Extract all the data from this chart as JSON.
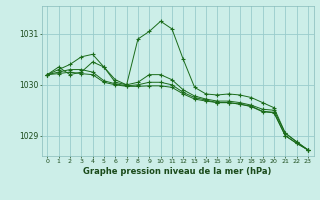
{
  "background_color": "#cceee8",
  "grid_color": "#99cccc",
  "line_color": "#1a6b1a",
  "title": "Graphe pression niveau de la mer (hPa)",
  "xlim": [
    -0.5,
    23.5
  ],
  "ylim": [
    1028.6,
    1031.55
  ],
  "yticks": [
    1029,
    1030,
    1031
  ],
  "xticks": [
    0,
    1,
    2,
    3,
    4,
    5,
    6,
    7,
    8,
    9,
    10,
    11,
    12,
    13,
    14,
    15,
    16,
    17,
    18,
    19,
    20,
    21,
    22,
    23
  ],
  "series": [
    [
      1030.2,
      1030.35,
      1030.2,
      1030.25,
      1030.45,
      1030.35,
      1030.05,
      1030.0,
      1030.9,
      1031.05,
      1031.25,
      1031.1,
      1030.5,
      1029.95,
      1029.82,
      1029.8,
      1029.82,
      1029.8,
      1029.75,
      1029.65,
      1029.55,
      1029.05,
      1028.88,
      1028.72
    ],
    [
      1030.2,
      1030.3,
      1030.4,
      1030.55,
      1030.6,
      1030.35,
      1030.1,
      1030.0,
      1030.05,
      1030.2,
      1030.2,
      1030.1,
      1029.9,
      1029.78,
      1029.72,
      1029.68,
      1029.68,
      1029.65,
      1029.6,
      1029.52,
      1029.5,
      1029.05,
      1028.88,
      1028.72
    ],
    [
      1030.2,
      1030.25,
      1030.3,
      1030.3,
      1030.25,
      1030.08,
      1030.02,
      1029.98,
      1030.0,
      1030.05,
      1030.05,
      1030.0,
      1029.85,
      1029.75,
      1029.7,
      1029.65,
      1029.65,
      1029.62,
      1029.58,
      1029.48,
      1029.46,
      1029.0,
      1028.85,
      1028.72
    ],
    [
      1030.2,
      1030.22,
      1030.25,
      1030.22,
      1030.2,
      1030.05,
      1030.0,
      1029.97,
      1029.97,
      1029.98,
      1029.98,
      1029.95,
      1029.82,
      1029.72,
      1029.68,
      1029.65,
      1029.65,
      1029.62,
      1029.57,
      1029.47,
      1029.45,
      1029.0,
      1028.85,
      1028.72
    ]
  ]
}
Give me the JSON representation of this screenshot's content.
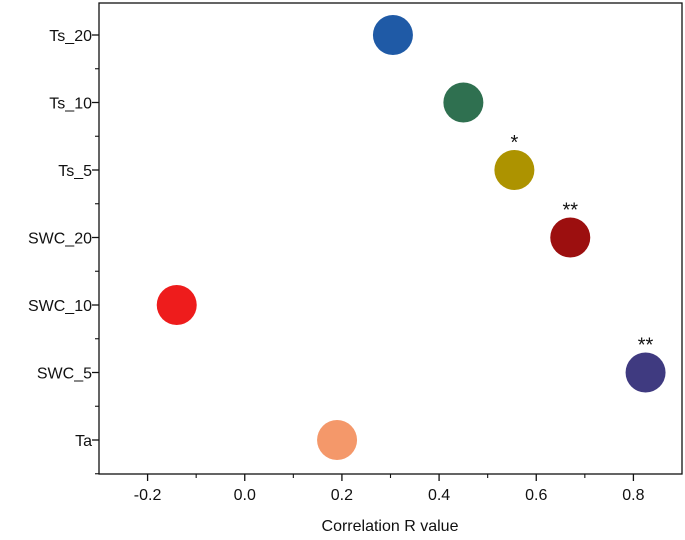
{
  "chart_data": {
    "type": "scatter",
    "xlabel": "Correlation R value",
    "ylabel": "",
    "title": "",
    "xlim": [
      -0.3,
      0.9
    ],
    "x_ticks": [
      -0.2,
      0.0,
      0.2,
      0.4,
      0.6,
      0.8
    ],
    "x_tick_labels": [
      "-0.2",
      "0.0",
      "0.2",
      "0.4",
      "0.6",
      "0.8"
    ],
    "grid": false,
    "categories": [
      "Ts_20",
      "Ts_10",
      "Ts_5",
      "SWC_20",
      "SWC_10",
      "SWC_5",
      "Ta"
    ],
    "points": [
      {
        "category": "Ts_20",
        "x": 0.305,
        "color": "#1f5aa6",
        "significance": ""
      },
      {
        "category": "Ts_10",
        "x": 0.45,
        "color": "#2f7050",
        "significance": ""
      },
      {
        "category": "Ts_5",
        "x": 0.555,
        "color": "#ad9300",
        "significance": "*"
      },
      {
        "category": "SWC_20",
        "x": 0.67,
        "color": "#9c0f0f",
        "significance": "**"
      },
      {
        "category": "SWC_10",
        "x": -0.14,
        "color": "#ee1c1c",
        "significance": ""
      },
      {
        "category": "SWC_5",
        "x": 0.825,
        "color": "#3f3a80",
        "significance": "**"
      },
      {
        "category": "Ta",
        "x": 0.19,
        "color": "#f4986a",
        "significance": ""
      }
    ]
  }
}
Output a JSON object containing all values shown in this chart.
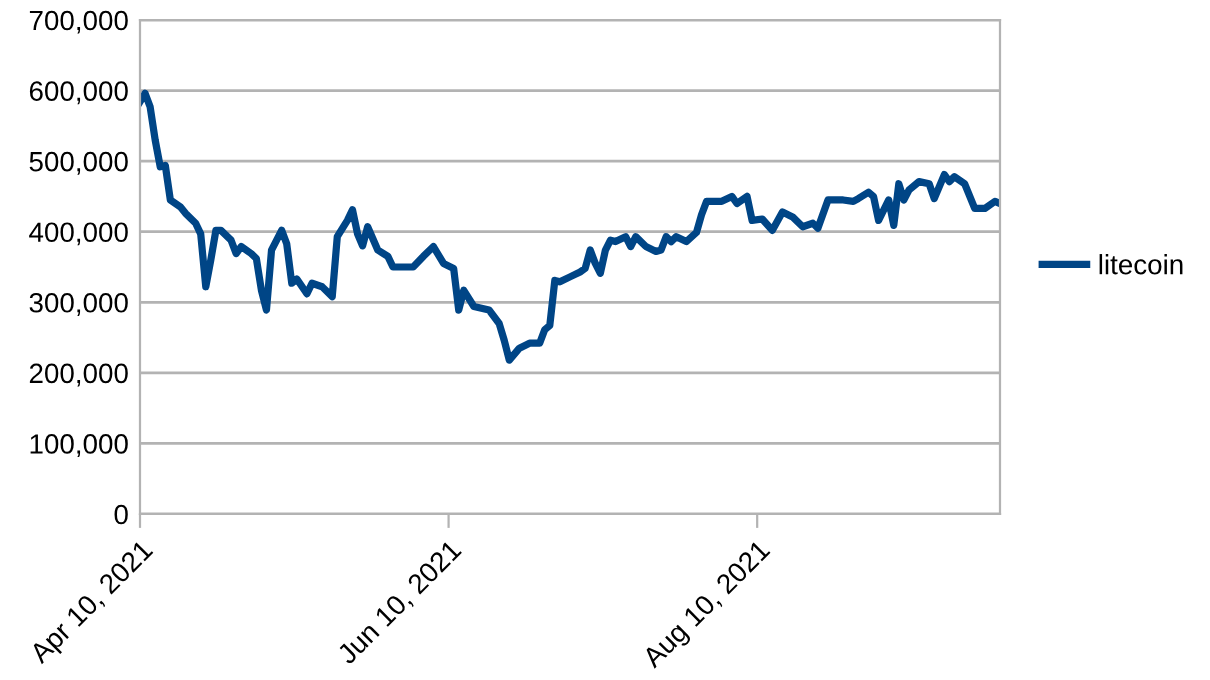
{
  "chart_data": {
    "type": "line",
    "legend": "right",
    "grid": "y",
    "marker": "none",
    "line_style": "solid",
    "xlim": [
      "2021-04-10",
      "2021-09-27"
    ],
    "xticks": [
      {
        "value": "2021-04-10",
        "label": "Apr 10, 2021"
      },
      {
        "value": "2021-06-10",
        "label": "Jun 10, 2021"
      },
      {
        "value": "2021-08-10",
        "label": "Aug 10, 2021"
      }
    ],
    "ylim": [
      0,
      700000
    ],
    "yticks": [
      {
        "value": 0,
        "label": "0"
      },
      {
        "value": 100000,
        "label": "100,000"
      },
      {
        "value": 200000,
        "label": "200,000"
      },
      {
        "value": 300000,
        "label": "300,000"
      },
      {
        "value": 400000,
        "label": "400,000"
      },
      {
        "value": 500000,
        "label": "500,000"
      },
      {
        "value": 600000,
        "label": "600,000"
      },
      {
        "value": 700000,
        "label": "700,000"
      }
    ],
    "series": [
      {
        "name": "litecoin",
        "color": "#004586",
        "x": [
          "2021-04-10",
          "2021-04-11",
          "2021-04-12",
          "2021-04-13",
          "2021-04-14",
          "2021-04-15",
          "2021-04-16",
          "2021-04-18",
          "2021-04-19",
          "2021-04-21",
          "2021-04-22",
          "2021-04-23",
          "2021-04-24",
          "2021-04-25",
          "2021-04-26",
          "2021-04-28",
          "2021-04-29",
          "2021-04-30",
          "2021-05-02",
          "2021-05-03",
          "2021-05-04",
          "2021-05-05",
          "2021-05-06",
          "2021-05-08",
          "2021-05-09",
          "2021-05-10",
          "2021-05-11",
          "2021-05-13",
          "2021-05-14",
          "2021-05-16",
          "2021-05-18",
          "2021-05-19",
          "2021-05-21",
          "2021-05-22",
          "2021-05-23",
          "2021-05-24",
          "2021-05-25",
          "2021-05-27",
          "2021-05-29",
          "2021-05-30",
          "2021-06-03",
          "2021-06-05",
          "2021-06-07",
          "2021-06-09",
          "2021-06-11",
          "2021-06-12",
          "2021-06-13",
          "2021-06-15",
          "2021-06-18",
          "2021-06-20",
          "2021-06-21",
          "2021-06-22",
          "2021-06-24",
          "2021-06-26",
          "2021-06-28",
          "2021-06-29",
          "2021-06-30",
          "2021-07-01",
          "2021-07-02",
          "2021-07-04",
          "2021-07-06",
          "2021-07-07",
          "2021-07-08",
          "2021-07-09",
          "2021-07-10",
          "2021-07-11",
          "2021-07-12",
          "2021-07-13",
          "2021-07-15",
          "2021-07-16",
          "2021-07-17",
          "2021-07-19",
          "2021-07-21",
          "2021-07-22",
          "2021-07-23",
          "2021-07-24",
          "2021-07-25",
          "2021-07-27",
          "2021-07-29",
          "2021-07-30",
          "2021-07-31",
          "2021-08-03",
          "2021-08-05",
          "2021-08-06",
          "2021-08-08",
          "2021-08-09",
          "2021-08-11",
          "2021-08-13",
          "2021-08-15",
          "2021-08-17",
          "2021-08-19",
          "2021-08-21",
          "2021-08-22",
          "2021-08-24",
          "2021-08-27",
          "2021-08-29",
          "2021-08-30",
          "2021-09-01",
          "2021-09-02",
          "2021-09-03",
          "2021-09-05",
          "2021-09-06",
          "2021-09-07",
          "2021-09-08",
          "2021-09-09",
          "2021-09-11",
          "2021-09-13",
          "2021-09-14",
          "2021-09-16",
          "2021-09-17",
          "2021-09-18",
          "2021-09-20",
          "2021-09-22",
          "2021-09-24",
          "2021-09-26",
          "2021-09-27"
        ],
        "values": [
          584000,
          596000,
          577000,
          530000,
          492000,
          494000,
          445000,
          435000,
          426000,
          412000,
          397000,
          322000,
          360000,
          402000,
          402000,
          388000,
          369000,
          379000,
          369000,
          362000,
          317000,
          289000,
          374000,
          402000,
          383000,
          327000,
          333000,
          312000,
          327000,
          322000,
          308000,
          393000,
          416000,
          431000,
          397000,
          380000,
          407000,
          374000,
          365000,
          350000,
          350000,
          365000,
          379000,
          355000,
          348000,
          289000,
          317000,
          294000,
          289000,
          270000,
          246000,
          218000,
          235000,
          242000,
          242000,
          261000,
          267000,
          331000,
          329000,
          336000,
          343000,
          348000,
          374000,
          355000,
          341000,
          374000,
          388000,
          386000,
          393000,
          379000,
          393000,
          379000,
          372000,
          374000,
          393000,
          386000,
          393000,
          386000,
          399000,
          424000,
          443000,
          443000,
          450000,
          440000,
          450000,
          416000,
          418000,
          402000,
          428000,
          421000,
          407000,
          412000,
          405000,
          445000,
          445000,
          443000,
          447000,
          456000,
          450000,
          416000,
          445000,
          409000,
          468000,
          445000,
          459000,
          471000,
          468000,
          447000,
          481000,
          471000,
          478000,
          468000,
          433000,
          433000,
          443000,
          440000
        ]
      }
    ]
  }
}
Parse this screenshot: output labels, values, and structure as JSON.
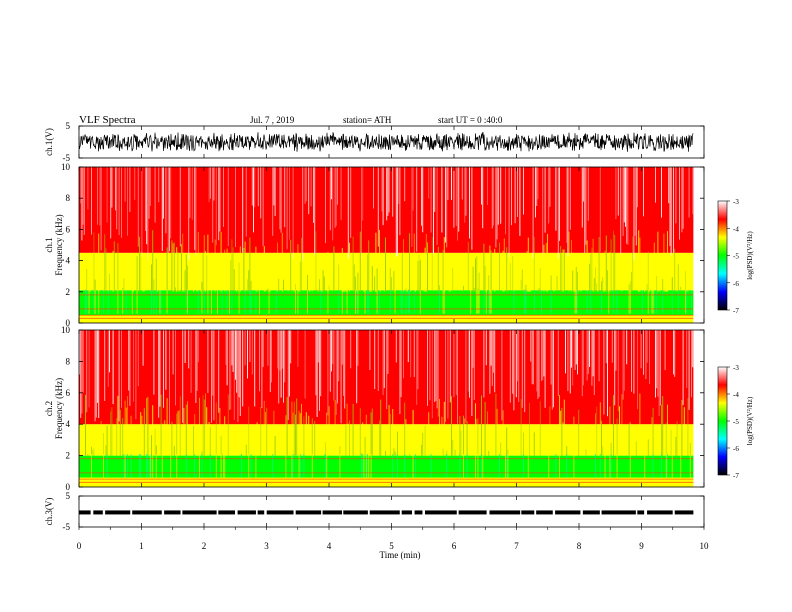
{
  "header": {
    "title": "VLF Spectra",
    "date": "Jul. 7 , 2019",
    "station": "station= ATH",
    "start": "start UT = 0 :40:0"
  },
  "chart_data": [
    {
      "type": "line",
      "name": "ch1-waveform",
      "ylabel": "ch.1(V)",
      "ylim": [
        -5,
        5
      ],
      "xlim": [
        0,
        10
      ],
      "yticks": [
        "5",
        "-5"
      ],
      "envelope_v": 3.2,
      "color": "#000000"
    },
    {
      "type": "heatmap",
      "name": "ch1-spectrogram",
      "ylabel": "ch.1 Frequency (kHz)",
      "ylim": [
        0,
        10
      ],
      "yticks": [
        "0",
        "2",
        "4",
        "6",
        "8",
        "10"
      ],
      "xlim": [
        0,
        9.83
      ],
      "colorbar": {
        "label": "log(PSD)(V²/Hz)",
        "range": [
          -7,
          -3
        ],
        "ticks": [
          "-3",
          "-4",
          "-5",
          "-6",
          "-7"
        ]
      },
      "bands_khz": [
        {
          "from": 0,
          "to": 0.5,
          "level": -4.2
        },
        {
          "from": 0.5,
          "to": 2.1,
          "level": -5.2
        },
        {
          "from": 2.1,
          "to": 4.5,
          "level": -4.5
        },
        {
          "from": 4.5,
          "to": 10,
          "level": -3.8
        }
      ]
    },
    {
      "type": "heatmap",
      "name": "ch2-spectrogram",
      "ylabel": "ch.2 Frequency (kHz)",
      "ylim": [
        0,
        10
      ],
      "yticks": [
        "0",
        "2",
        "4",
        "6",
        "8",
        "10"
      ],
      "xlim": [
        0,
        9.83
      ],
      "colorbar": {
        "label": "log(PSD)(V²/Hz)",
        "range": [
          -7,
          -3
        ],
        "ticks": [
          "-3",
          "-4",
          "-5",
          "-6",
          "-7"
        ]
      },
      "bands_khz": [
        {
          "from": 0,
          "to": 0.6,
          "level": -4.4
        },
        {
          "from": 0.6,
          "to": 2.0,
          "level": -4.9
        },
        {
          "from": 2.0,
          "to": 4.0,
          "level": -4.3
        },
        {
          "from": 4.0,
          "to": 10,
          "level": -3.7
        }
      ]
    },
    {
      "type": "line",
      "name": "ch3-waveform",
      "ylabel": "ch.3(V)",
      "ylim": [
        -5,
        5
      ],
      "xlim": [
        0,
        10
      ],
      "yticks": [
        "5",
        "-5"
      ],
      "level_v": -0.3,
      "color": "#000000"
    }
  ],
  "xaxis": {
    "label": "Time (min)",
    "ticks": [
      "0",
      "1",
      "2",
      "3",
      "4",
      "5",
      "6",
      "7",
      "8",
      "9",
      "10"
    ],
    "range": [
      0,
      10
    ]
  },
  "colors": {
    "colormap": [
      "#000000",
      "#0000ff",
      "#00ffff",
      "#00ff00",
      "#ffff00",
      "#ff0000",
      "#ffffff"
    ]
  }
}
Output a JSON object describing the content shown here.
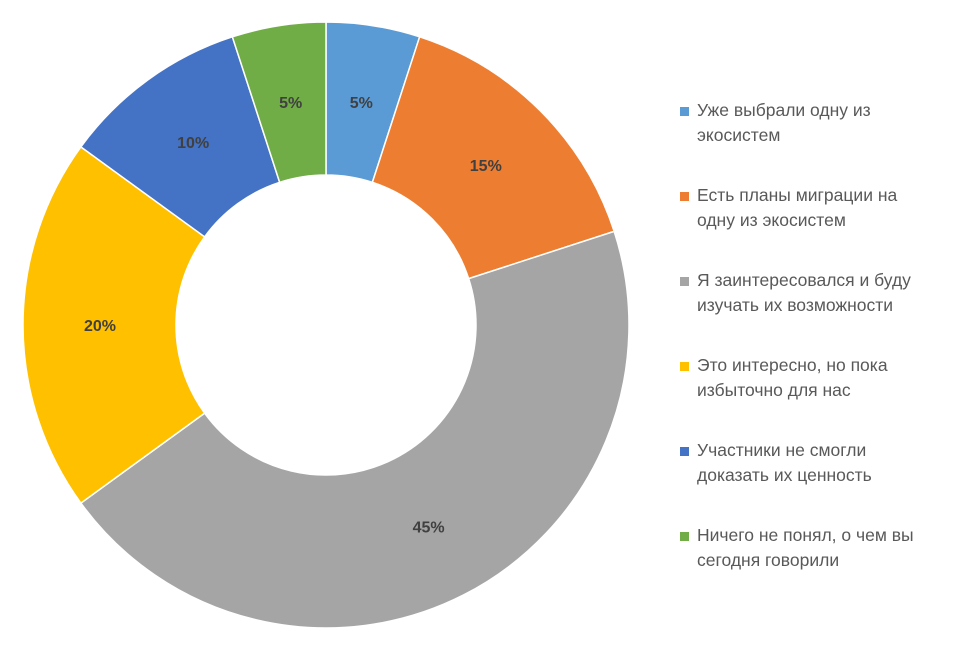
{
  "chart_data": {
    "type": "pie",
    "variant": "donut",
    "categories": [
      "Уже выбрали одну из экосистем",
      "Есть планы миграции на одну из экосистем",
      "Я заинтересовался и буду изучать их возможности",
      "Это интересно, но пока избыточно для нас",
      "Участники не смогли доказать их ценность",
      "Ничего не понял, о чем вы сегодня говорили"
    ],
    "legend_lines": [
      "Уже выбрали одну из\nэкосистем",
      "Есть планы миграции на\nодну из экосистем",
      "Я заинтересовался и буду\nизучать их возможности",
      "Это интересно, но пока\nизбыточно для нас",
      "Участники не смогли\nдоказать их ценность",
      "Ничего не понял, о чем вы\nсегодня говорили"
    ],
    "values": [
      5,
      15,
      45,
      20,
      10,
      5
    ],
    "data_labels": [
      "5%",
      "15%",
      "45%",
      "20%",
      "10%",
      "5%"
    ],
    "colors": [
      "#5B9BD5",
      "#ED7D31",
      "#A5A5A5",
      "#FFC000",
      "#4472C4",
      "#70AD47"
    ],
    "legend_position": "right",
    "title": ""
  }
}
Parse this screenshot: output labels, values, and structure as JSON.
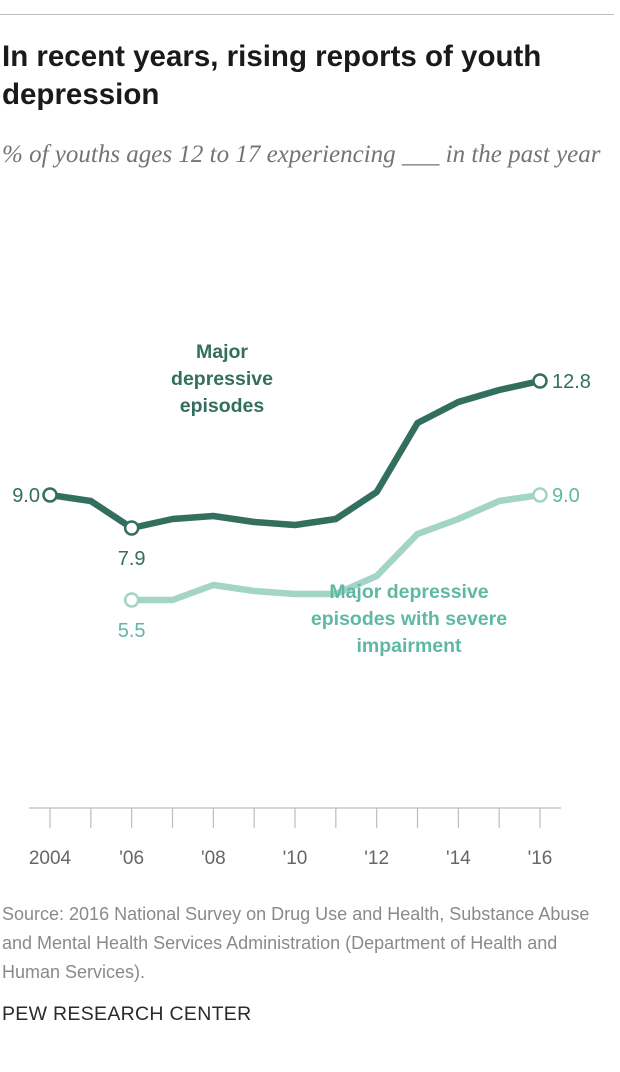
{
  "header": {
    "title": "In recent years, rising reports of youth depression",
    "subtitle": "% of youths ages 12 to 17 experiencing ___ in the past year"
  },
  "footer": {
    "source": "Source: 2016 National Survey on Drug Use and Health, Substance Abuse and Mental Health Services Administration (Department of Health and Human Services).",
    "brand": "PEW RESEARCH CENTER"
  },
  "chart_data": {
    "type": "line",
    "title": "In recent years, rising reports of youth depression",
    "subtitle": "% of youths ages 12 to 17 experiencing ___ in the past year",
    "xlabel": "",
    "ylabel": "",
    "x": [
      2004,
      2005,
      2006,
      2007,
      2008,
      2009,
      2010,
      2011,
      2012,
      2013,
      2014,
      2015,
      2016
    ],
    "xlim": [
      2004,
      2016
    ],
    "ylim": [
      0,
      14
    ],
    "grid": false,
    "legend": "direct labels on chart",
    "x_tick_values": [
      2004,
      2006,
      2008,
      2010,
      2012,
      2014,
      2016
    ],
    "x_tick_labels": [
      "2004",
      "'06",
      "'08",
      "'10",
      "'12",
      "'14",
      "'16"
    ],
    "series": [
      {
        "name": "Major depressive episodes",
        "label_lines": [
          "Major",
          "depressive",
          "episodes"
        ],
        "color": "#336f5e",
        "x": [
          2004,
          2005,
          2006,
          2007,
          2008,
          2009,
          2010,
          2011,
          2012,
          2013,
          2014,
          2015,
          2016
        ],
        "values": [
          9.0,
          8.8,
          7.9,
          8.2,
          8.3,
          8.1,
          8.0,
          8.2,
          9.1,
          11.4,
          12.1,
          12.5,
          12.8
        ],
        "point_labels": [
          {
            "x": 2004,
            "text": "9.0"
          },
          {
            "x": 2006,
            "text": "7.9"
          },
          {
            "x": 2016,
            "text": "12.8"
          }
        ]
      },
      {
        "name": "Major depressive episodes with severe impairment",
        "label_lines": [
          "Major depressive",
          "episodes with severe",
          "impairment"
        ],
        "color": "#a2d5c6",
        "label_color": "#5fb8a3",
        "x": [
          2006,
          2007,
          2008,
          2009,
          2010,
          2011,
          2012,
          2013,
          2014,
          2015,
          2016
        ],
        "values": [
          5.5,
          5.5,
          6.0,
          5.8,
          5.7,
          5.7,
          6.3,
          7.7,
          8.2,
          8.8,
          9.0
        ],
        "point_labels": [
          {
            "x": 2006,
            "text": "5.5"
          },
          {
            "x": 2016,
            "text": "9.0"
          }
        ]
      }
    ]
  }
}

_DIRECTIVE_:
Pick every line with "Major" in it and copy it.

_RESPONSE TO THIS TASK_:
        "name": "Major depressive episodes",
          "Major",
        "name": "Major depressive episodes with severe impairment",
          "Major depressive",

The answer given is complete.